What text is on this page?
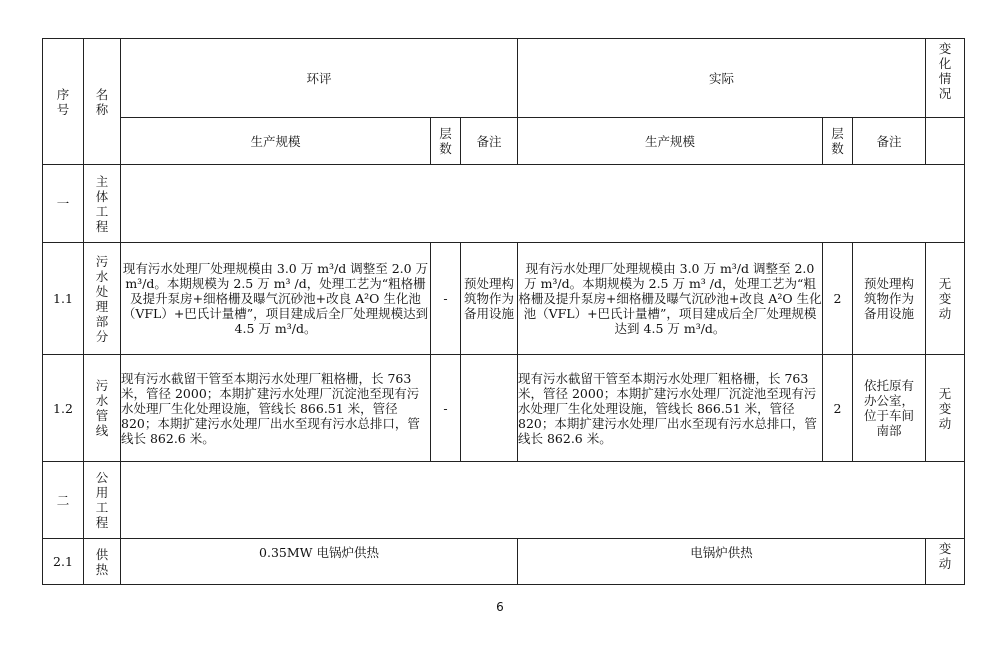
序号	名称	环评			实际			变化情况
		生产规模	层数	备注	生产规模	层数	备注	
一	主体工程							
1.1	污水处理部分	现有污水处理厂处理规模由 3.0 万 m³/d 调整至 2.0 万 m³/d。本期规模为 2.5 万 m³ /d，处理工艺为“粗格栅及提升泵房+细格栅及曝气沉砂池+改良 A²O 生化池（VFL）+巴氏计量槽”，项目建成后全厂处理规模达到 4.5 万 m³/d。	-	预处理构筑物作为备用设施	现有污水处理厂处理规模由 3.0 万 m³/d 调整至 2.0 万 m³/d。本期规模为 2.5 万 m³ /d，处理工艺为“粗格栅及提升泵房+细格栅及曝气沉砂池+改良 A²O 生化池（VFL）+巴氏计量槽”，项目建成后全厂处理规模达到 4.5 万 m³/d。	2	预处理构筑物作为备用设施	无变动
1.2	污水管线	现有污水截留干管至本期污水处理厂粗格栅，长 763 米，管径 2000；本期扩建污水处理厂沉淀池至现有污水处理厂生化处理设施，管线长 866.51 米，管径 820；本期扩建污水处理厂出水至现有污水总排口，管线长 862.6 米。	-		现有污水截留干管至本期污水处理厂粗格栅，长 763 米，管径 2000；本期扩建污水处理厂沉淀池至现有污水处理厂生化处理设施，管线长 866.51 米，管径 820；本期扩建污水处理厂出水至现有污水总排口，管线长 862.6 米。	2	依托原有办公室，位于车间南部	无变动
二	公用工程							
2.1	供热	0.35MW 电锅炉供热			电锅炉供热			变动
6
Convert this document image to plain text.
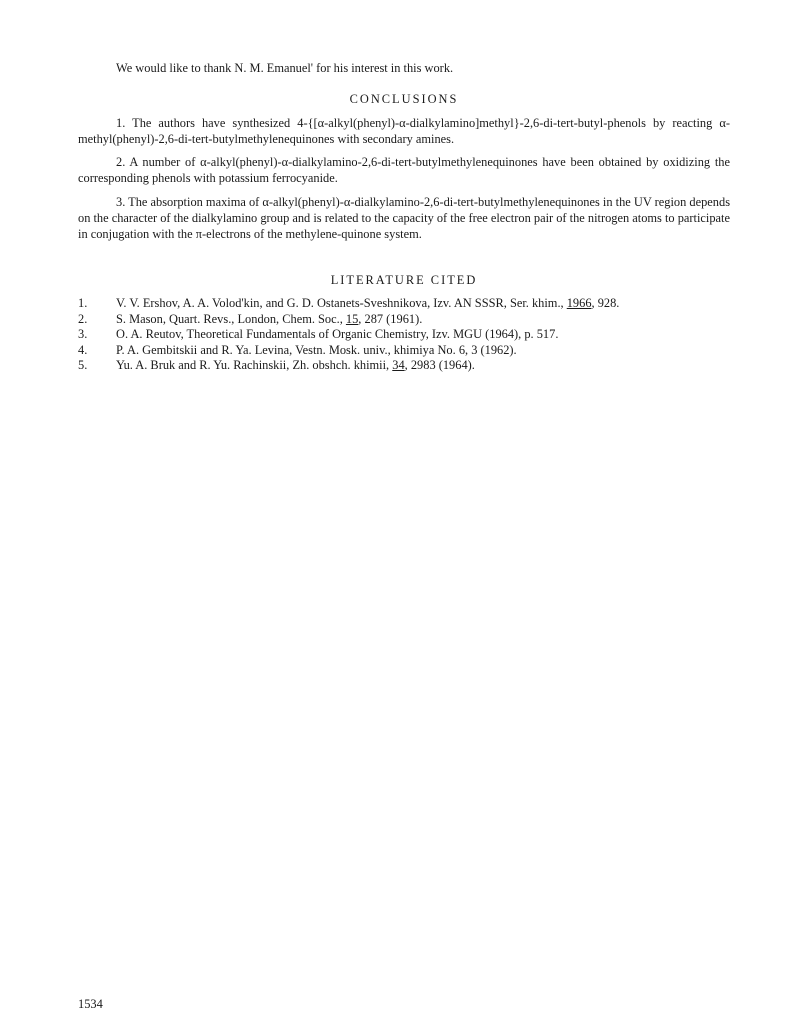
We would like to thank N. M. Emanuel' for his interest in this work.

CONCLUSIONS

1. The authors have synthesized 4-{[α-alkyl(phenyl)-α-dialkylamino]methyl}-2,6-di-tert-butyl-phenols by reacting α-methyl(phenyl)-2,6-di-tert-butylmethylenequinones with secondary amines.

2. A number of α-alkyl(phenyl)-α-dialkylamino-2,6-di-tert-butylmethylenequinones have been obtained by oxidizing the corresponding phenols with potassium ferrocyanide.

3. The absorption maxima of α-alkyl(phenyl)-α-dialkylamino-2,6-di-tert-butylmethylenequinones in the UV region depends on the character of the dialkylamino group and is related to the capacity of the free electron pair of the nitrogen atoms to participate in conjugation with the π-electrons of the methylene-quinone system.

LITERATURE CITED
1.	V. V. Ershov, A. A. Volod'kin, and G. D. Ostanets-Sveshnikova, Izv. AN SSSR, Ser. khim., 1966, 928.
2.	S. Mason, Quart. Revs., London, Chem. Soc., 15, 287 (1961).
3.	O. A. Reutov, Theoretical Fundamentals of Organic Chemistry, Izv. MGU (1964), p. 517.
4.	P. A. Gembitskii and R. Ya. Levina, Vestn. Mosk. univ., khimiya No. 6, 3 (1962).
5.	Yu. A. Bruk and R. Yu. Rachinskii, Zh. obshch. khimii, 34, 2983 (1964).
1534
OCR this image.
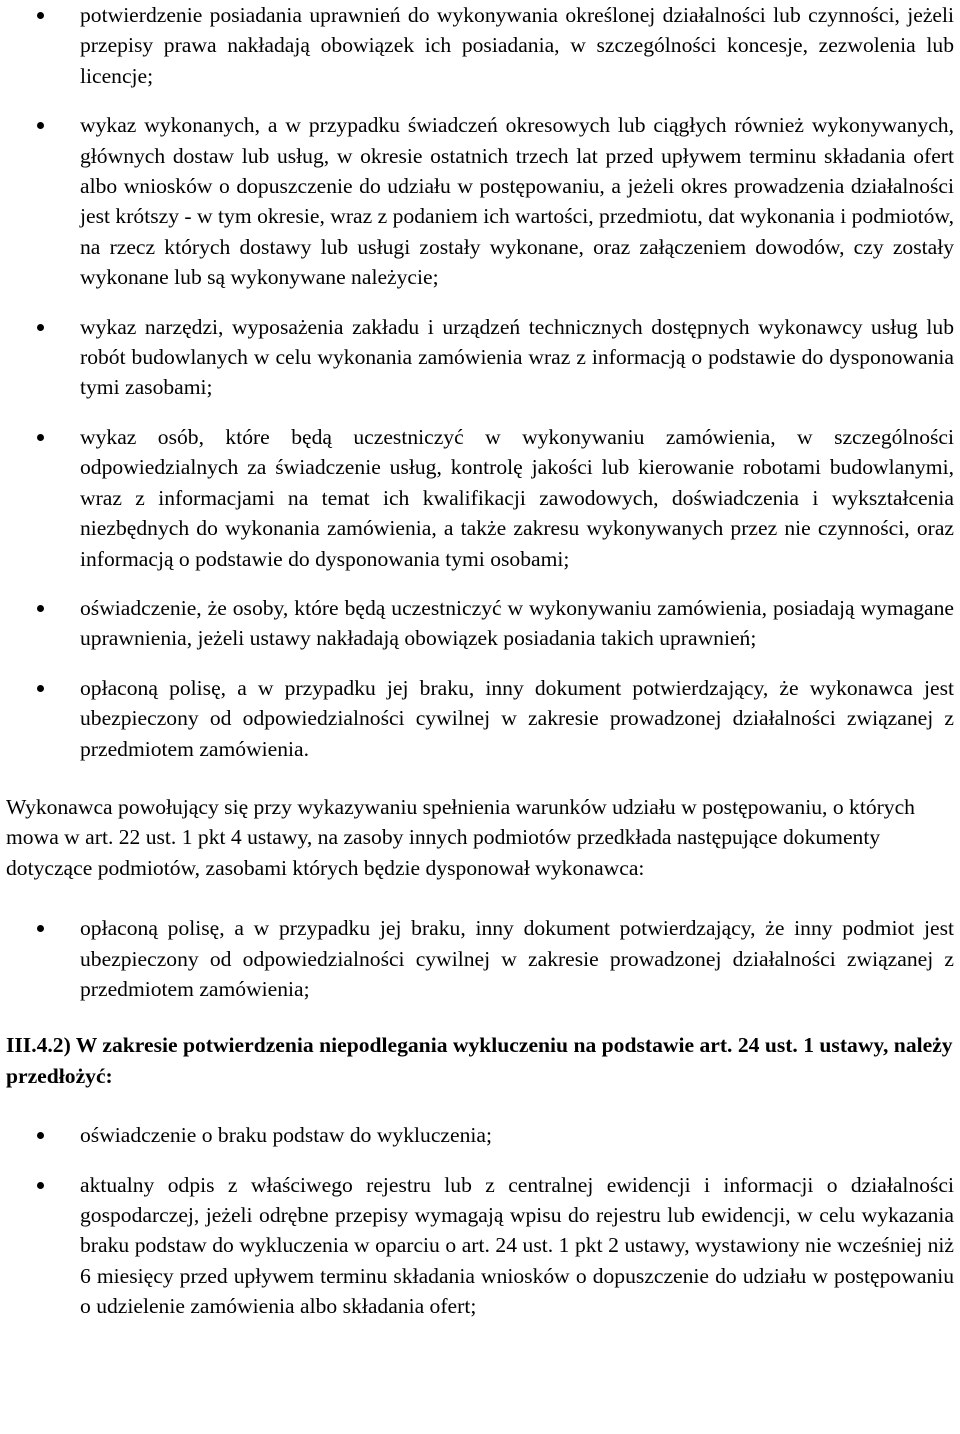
potwierdzenie posiadania uprawnień do wykonywania określonej działalności lub czynności, jeżeli przepisy prawa nakładają obowiązek ich posiadania, w szczególności koncesje, zezwolenia lub licencje;
wykaz wykonanych, a w przypadku świadczeń okresowych lub ciągłych również wykonywanych, głównych dostaw lub usług, w okresie ostatnich trzech lat przed upływem terminu składania ofert albo wniosków o dopuszczenie do udziału w postępowaniu, a jeżeli okres prowadzenia działalności jest krótszy - w tym okresie, wraz z podaniem ich wartości, przedmiotu, dat wykonania i podmiotów, na rzecz których dostawy lub usługi zostały wykonane, oraz załączeniem dowodów, czy zostały wykonane lub są wykonywane należycie;
wykaz narzędzi, wyposażenia zakładu i urządzeń technicznych dostępnych wykonawcy usług lub robót budowlanych w celu wykonania zamówienia wraz z informacją o podstawie do dysponowania tymi zasobami;
wykaz osób, które będą uczestniczyć w wykonywaniu zamówienia, w szczególności odpowiedzialnych za świadczenie usług, kontrolę jakości lub kierowanie robotami budowlanymi, wraz z informacjami na temat ich kwalifikacji zawodowych, doświadczenia i wykształcenia niezbędnych do wykonania zamówienia, a także zakresu wykonywanych przez nie czynności, oraz informacją o podstawie do dysponowania tymi osobami;
oświadczenie, że osoby, które będą uczestniczyć w wykonywaniu zamówienia, posiadają wymagane uprawnienia, jeżeli ustawy nakładają obowiązek posiadania takich uprawnień;
opłaconą polisę, a w przypadku jej braku, inny dokument potwierdzający, że wykonawca jest ubezpieczony od odpowiedzialności cywilnej w zakresie prowadzonej działalności związanej z przedmiotem zamówienia.

Wykonawca powołujący się przy wykazywaniu spełnienia warunków udziału w postępowaniu, o których mowa w art. 22 ust. 1 pkt 4 ustawy, na zasoby innych podmiotów przedkłada następujące dokumenty dotyczące podmiotów, zasobami których będzie dysponował wykonawca:

opłaconą polisę, a w przypadku jej braku, inny dokument potwierdzający, że inny podmiot jest ubezpieczony od odpowiedzialności cywilnej w zakresie prowadzonej działalności związanej z przedmiotem zamówienia;
III.4.2) W zakresie potwierdzenia niepodlegania wykluczeniu na podstawie art. 24 ust. 1 ustawy, należy przedłożyć:
oświadczenie o braku podstaw do wykluczenia;
aktualny odpis z właściwego rejestru lub z centralnej ewidencji i informacji o działalności gospodarczej, jeżeli odrębne przepisy wymagają wpisu do rejestru lub ewidencji, w celu wykazania braku podstaw do wykluczenia w oparciu o art. 24 ust. 1 pkt 2 ustawy, wystawiony nie wcześniej niż 6 miesięcy przed upływem terminu składania wniosków o dopuszczenie do udziału w postępowaniu o udzielenie zamówienia albo składania ofert;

### Stated problem
The records above are to be reproduced exactly; the pictures are to be left out.

### Written response
What text is on this page?
序号	名称	环评			实际			变化情况
		生产规模	层数	备注	生产规模	层数	备注	
一	主体工程							
1.1	污水处理部分	现有污水处理厂处理规模由 3.0 万 m³/d 调整至 2.0 万 m³/d。本期规模为 2.5 万 m³ /d，处理工艺为“粗格栅及提升泵房+细格栅及曝气沉砂池+改良 A²O 生化池（VFL）+巴氏计量槽”，项目建成后全厂处理规模达到 4.5 万 m³/d。	-	预处理构筑物作为备用设施	现有污水处理厂处理规模由 3.0 万 m³/d 调整至 2.0 万 m³/d。本期规模为 2.5 万 m³ /d，处理工艺为“粗格栅及提升泵房+细格栅及曝气沉砂池+改良 A²O 生化池（VFL）+巴氏计量槽”，项目建成后全厂处理规模达到 4.5 万 m³/d。	2	预处理构筑物作为备用设施	无变动
1.2	污水管线	现有污水截留干管至本期污水处理厂粗格栅，长 763 米，管径 2000；本期扩建污水处理厂沉淀池至现有污水处理厂生化处理设施，管线长 866.51 米，管径 820；本期扩建污水处理厂出水至现有污水总排口，管线长 862.6 米。	-		现有污水截留干管至本期污水处理厂粗格栅，长 763 米，管径 2000；本期扩建污水处理厂沉淀池至现有污水处理厂生化处理设施，管线长 866.51 米，管径 820；本期扩建污水处理厂出水至现有污水总排口，管线长 862.6 米。	2	依托原有办公室，位于车间南部	无变动
二	公用工程							
2.1	供热	0.35MW 电锅炉供热			电锅炉供热			变动
6
Convert this document image to plain text.
We would like to thank N. M. Emanuel' for his interest in this work.

CONCLUSIONS

1. The authors have synthesized 4-{[α-alkyl(phenyl)-α-dialkylamino]methyl}-2,6-di-tert-butyl-phenols by reacting α-methyl(phenyl)-2,6-di-tert-butylmethylenequinones with secondary amines.

2. A number of α-alkyl(phenyl)-α-dialkylamino-2,6-di-tert-butylmethylenequinones have been obtained by oxidizing the corresponding phenols with potassium ferrocyanide.

3. The absorption maxima of α-alkyl(phenyl)-α-dialkylamino-2,6-di-tert-butylmethylenequinones in the UV region depends on the character of the dialkylamino group and is related to the capacity of the free electron pair of the nitrogen atoms to participate in conjugation with the π-electrons of the methylene-quinone system.

LITERATURE CITED
1.	V. V. Ershov, A. A. Volod'kin, and G. D. Ostanets-Sveshnikova, Izv. AN SSSR, Ser. khim., 1966, 928.
2.	S. Mason, Quart. Revs., London, Chem. Soc., 15, 287 (1961).
3.	O. A. Reutov, Theoretical Fundamentals of Organic Chemistry, Izv. MGU (1964), p. 517.
4.	P. A. Gembitskii and R. Ya. Levina, Vestn. Mosk. univ., khimiya No. 6, 3 (1962).
5.	Yu. A. Bruk and R. Yu. Rachinskii, Zh. obshch. khimii, 34, 2983 (1964).
1534
OCR this image.
potwierdzenie posiadania uprawnień do wykonywania określonej działalności lub czynności, jeżeli przepisy prawa nakładają obowiązek ich posiadania, w szczególności koncesje, zezwolenia lub licencje;
wykaz wykonanych, a w przypadku świadczeń okresowych lub ciągłych również wykonywanych, głównych dostaw lub usług, w okresie ostatnich trzech lat przed upływem terminu składania ofert albo wniosków o dopuszczenie do udziału w postępowaniu, a jeżeli okres prowadzenia działalności jest krótszy - w tym okresie, wraz z podaniem ich wartości, przedmiotu, dat wykonania i podmiotów, na rzecz których dostawy lub usługi zostały wykonane, oraz załączeniem dowodów, czy zostały wykonane lub są wykonywane należycie;
wykaz narzędzi, wyposażenia zakładu i urządzeń technicznych dostępnych wykonawcy usług lub robót budowlanych w celu wykonania zamówienia wraz z informacją o podstawie do dysponowania tymi zasobami;
wykaz osób, które będą uczestniczyć w wykonywaniu zamówienia, w szczególności odpowiedzialnych za świadczenie usług, kontrolę jakości lub kierowanie robotami budowlanymi, wraz z informacjami na temat ich kwalifikacji zawodowych, doświadczenia i wykształcenia niezbędnych do wykonania zamówienia, a także zakresu wykonywanych przez nie czynności, oraz informacją o podstawie do dysponowania tymi osobami;
oświadczenie, że osoby, które będą uczestniczyć w wykonywaniu zamówienia, posiadają wymagane uprawnienia, jeżeli ustawy nakładają obowiązek posiadania takich uprawnień;
opłaconą polisę, a w przypadku jej braku, inny dokument potwierdzający, że wykonawca jest ubezpieczony od odpowiedzialności cywilnej w zakresie prowadzonej działalności związanej z przedmiotem zamówienia.

Wykonawca powołujący się przy wykazywaniu spełnienia warunków udziału w postępowaniu, o których mowa w art. 22 ust. 1 pkt 4 ustawy, na zasoby innych podmiotów przedkłada następujące dokumenty dotyczące podmiotów, zasobami których będzie dysponował wykonawca:

opłaconą polisę, a w przypadku jej braku, inny dokument potwierdzający, że inny podmiot jest ubezpieczony od odpowiedzialności cywilnej w zakresie prowadzonej działalności związanej z przedmiotem zamówienia;
III.4.2) W zakresie potwierdzenia niepodlegania wykluczeniu na podstawie art. 24 ust. 1 ustawy, należy przedłożyć:
oświadczenie o braku podstaw do wykluczenia;
aktualny odpis z właściwego rejestru lub z centralnej ewidencji i informacji o działalności gospodarczej, jeżeli odrębne przepisy wymagają wpisu do rejestru lub ewidencji, w celu wykazania braku podstaw do wykluczenia w oparciu o art. 24 ust. 1 pkt 2 ustawy, wystawiony nie wcześniej niż 6 miesięcy przed upływem terminu składania wniosków o dopuszczenie do udziału w postępowaniu o udzielenie zamówienia albo składania ofert;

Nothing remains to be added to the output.